> [Records for this task]
╭──

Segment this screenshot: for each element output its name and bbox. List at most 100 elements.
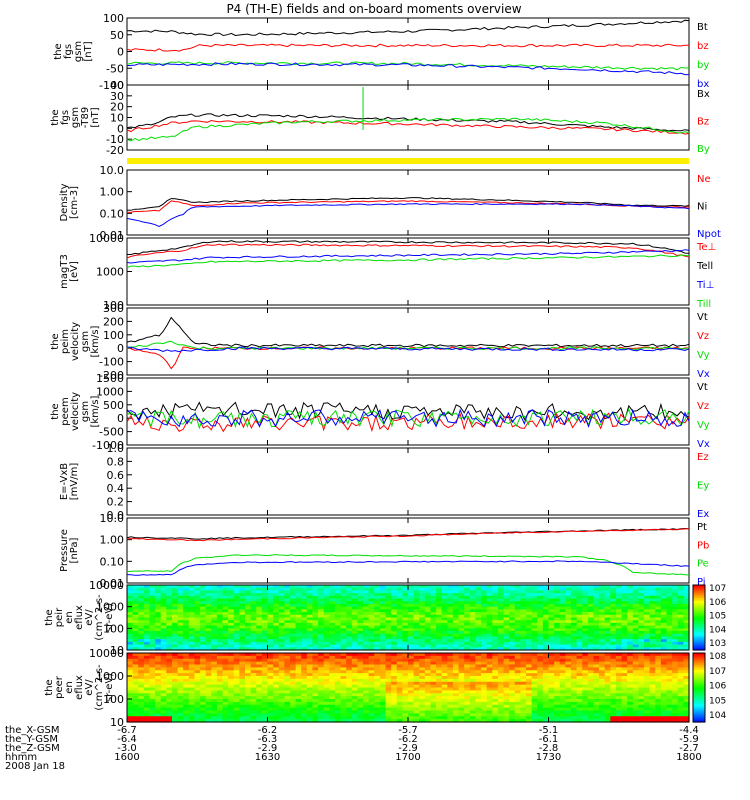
y-axis-label-4: thepeimvelocitygsm[km/s] (50, 322, 101, 361)
ephemeris-label: the_X-GSM (5, 725, 59, 736)
legend-label-Pt: Pt (697, 522, 707, 533)
series-line-Vt (126, 401, 690, 422)
series-line-Bz (126, 119, 690, 135)
y-axis-label-line: eV/ (84, 609, 95, 626)
legend-label-Vy: Vy (697, 350, 710, 361)
y-axis-label-line: E=-VxB (59, 463, 70, 500)
colorbar-tick: 106 (709, 682, 726, 692)
y-tick-label: 10000 (89, 232, 124, 245)
colorbar-cell-8 (693, 599, 705, 602)
spectrogram-9 (127, 653, 690, 723)
series-line-Bx (126, 113, 690, 132)
legend-label-Vx: Vx (697, 369, 710, 380)
y-tick-label: 0.0 (107, 509, 125, 522)
colorbar-cell-9 (693, 718, 705, 721)
colorbar-cell-8 (693, 607, 705, 610)
y-tick-label: 20 (110, 101, 124, 114)
legend-label-Tell: Tell (696, 261, 713, 272)
colorbar-cell-8 (693, 624, 705, 627)
colorbar-cell-8 (693, 609, 705, 612)
colorbar-tick: 105 (709, 612, 726, 622)
colorbar-cell-9 (693, 711, 705, 714)
colorbar-cell-8 (693, 602, 705, 606)
y-axis-label-line: Pressure (59, 529, 70, 572)
y-axis-label-line: [nT] (83, 41, 94, 61)
y-tick-label: 10.0 (100, 164, 125, 177)
colorbar-cell-8 (693, 648, 705, 651)
colorbar-cell-8 (693, 619, 705, 622)
legend-label-bx: bx (697, 79, 709, 90)
colorbar-cell-9 (693, 690, 705, 694)
colorbar-cell-9 (693, 665, 705, 668)
y-axis-label-line: gsm (80, 331, 91, 352)
y-axis-label-line: gsm (73, 41, 84, 62)
ephemeris-value: -2.8 (539, 743, 559, 754)
y-axis-label-0: thefgsgsm[nT] (53, 41, 94, 62)
panel-frame-1 (126, 84, 690, 151)
y-tick-label: -500 (99, 426, 124, 439)
y-axis-label-line: eflux (74, 675, 85, 700)
y-axis-label-line: eV/ (84, 679, 95, 696)
y-axis-label-2: Density[cm-3] (59, 183, 80, 221)
panel-frame-0 (126, 17, 690, 86)
series-line-Tell (127, 240, 690, 255)
ephemeris-value: -6.3 (258, 734, 278, 745)
colorbar-cell-9 (693, 668, 705, 671)
ephemeris-value: -5.7 (398, 725, 418, 736)
colorbar-cell-8 (693, 593, 705, 596)
legend-label-Bz: Bz (697, 117, 709, 128)
y-tick-label: 1000 (96, 670, 124, 683)
y-axis-label-line: (cm^2-s- (94, 594, 105, 641)
colorbar-cell-9 (693, 666, 705, 670)
colorbar-cell-9 (693, 687, 705, 690)
y-axis-label-line: [eV] (69, 261, 80, 282)
colorbar-cell-9 (693, 720, 705, 723)
colorbar-cell-8 (693, 612, 705, 615)
legend-label-Vz: Vz (697, 401, 709, 412)
panel-frame-2 (126, 169, 690, 236)
y-tick-label: 0 (117, 122, 124, 135)
colorbar-cell-8 (693, 594, 705, 597)
y-tick-label: 30 (110, 90, 124, 103)
y-axis-label-7: Pressure[nPa] (59, 529, 80, 572)
legend-label-Ey: Ey (697, 481, 709, 492)
y-axis-label-line: gsm (70, 107, 81, 128)
colorbar-tick: 108 (709, 652, 726, 662)
y-tick-label: -100 (99, 356, 124, 369)
series-line-Te⊥ (126, 243, 690, 259)
colorbar-cell-8 (693, 604, 705, 607)
series-line-Vy (126, 340, 690, 351)
y-axis-label-3: magT3[eV] (59, 254, 80, 289)
y-tick-label: 10 (110, 644, 124, 657)
colorbar-cell-9 (693, 658, 705, 661)
ephemeris-value: 1630 (255, 752, 280, 763)
series-line-By (126, 117, 690, 142)
ephemeris-value: -2.9 (258, 743, 278, 754)
colorbar-cell-9 (693, 661, 705, 664)
y-tick-label: 1500 (96, 372, 124, 385)
y-axis-label-line: en (64, 681, 75, 694)
colorbar-cell-9 (693, 670, 705, 673)
y-axis-label-line: peer (54, 675, 65, 699)
colorbar-cell-9 (693, 671, 705, 675)
chart-title: P4 (TH-E) fields and on-board moments ov… (226, 2, 521, 16)
colorbar-cell-9 (693, 663, 705, 666)
colorbar-cell-9 (693, 716, 705, 720)
y-tick-label: 1.00 (100, 534, 125, 547)
colorbar-cell-8 (693, 591, 705, 594)
colorbar-cell-9 (693, 680, 705, 683)
y-tick-label: -20 (106, 144, 124, 157)
y-axis-label-line: eflux (74, 605, 85, 630)
y-axis-label-1: thefgsgsm-T89[nT] (50, 107, 101, 129)
legend-label-Ti⊥: Ti⊥ (696, 280, 714, 291)
colorbar-cell-9 (693, 678, 705, 682)
panel-frame-4 (126, 307, 690, 376)
colorbar-cell-9 (693, 684, 705, 687)
colorbar-cell-9 (693, 656, 705, 659)
colorbar-cell-9 (693, 694, 705, 697)
y-axis-label-6: E=-VxB[mV/m] (59, 463, 80, 501)
series-line-bx (126, 62, 689, 76)
y-axis-label-line: the (44, 609, 55, 625)
ephemeris-value: -5.9 (679, 734, 699, 745)
colorbar-cell-8 (693, 606, 705, 609)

╰──

> [Problem to solve] Recast the items from the line holding "y-axis-label-4: thepeimvelocitygsm[km/s] (50, 322, 101, 361)" through the line holding "legend-label-Vx: Vx (697, 369, 710, 380)", both included, as a numbered list with any blank lines dropped.

> [Answer below]
1. y-axis-label-4: thepeimvelocitygsm[km/s] (50, 322, 101, 361)
2. ephemeris-label: the_X-GSM (5, 725, 59, 736)
3. legend-label-Pt: Pt (697, 522, 707, 533)
4. series-line-Vt (126, 401, 690, 422)
5. series-line-Bz (126, 119, 690, 135)
6. y-axis-label-line: eV/ (84, 609, 95, 626)
7. legend-label-Vy: Vy (697, 350, 710, 361)
8. y-axis-label-line: E=-VxB (59, 463, 70, 500)
9. colorbar-tick: 106 (709, 682, 726, 692)
10. y-tick-label: 10000 (89, 232, 124, 245)
11. colorbar-cell-8 (693, 599, 705, 602)
12. spectrogram-9 (127, 653, 690, 723)
13. series-line-Bx (126, 113, 690, 132)
14. legend-label-Vx: Vx (697, 369, 710, 380)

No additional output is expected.